→ Instructions for the task
In the listing that follows, count every line with the word "Beraktė" in it and write only the total.

■ ■ ■ ■

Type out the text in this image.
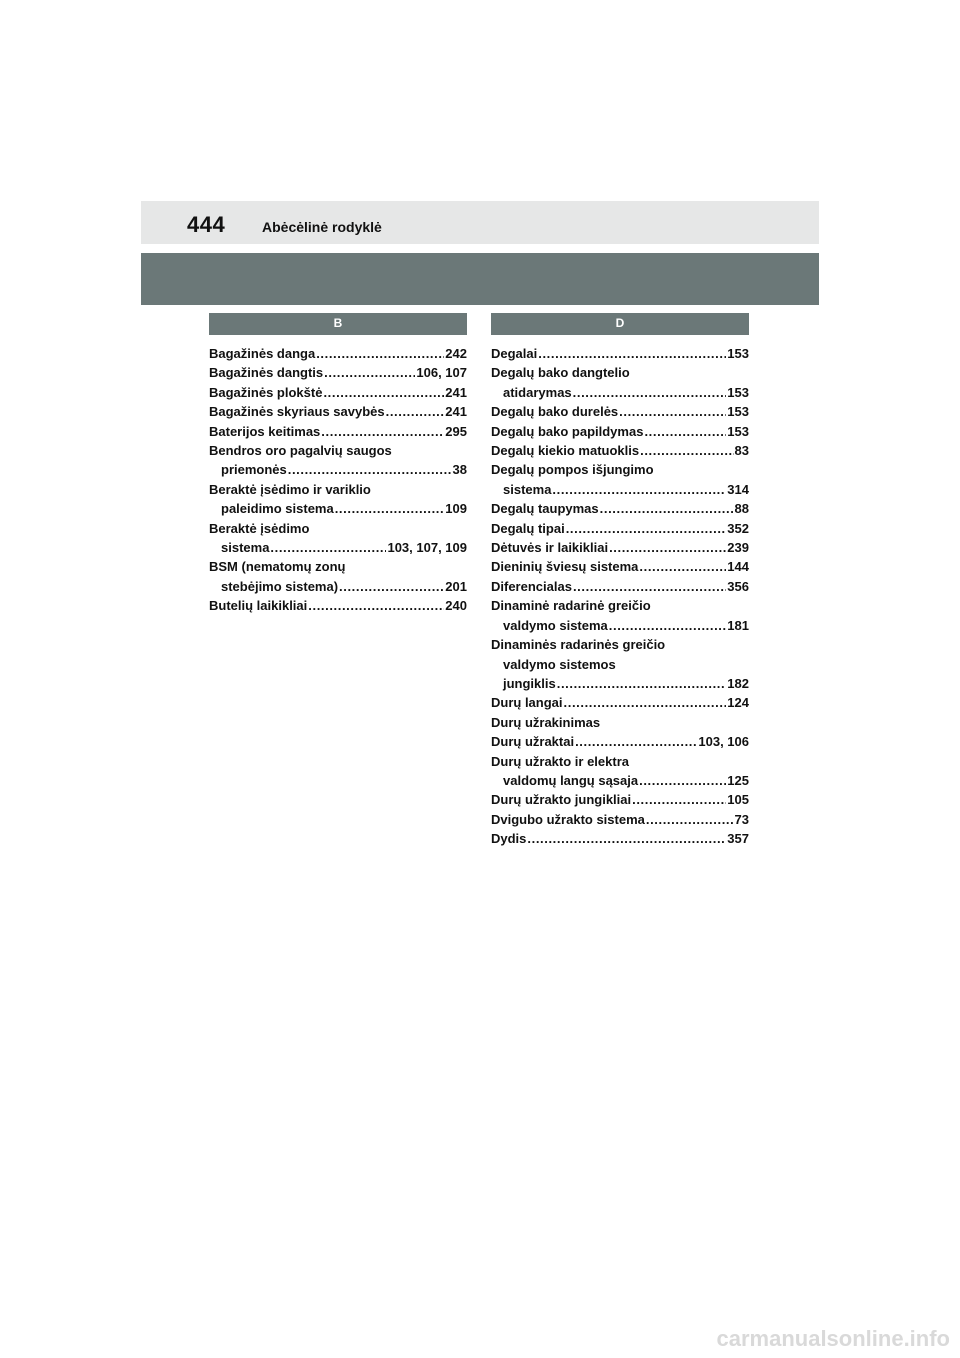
444	Abėcėlinė rodyklė
B
Bagažinės danga .....	242
Bagažinės dangtis .....	106, 107
Bagažinės plokštė .....	241
Bagažinės skyriaus savybės .....	241
Baterijos keitimas .....	295
Bendros oro pagalvių saugos
priemonės .....	38
Beraktė įsėdimo ir variklio
paleidimo sistema .....	109
Beraktė įsėdimo
sistema .....	103, 107, 109
BSM (nematomų zonų
stebėjimo sistema) .....	201
Butelių laikikliai .....	240
D
Degalai .....	153
Degalų bako dangtelio
atidarymas .....	153
Degalų bako durelės .....	153
Degalų bako papildymas .....	153
Degalų kiekio matuoklis .....	83
Degalų pompos išjungimo
sistema .....	314
Degalų taupymas .....	88
Degalų tipai .....	352
Dėtuvės ir laikikliai .....	239
Dieninių šviesų sistema .....	144
Diferencialas .....	356
Dinaminė radarinė greičio
valdymo sistema .....	181
Dinaminės radarinės greičio
valdymo sistemos
jungiklis .....	182
Durų langai .....	124
Durų užrakinimas
Durų užraktai .....	103, 106
Durų užrakto ir elektra
valdomų langų sąsaja .....	125
Durų užrakto jungikliai .....	105
Dvigubo užrakto sistema .....	73
Dydis .....	357
carmanualsonline.info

■ ■ ■ ■

→ Full solution
2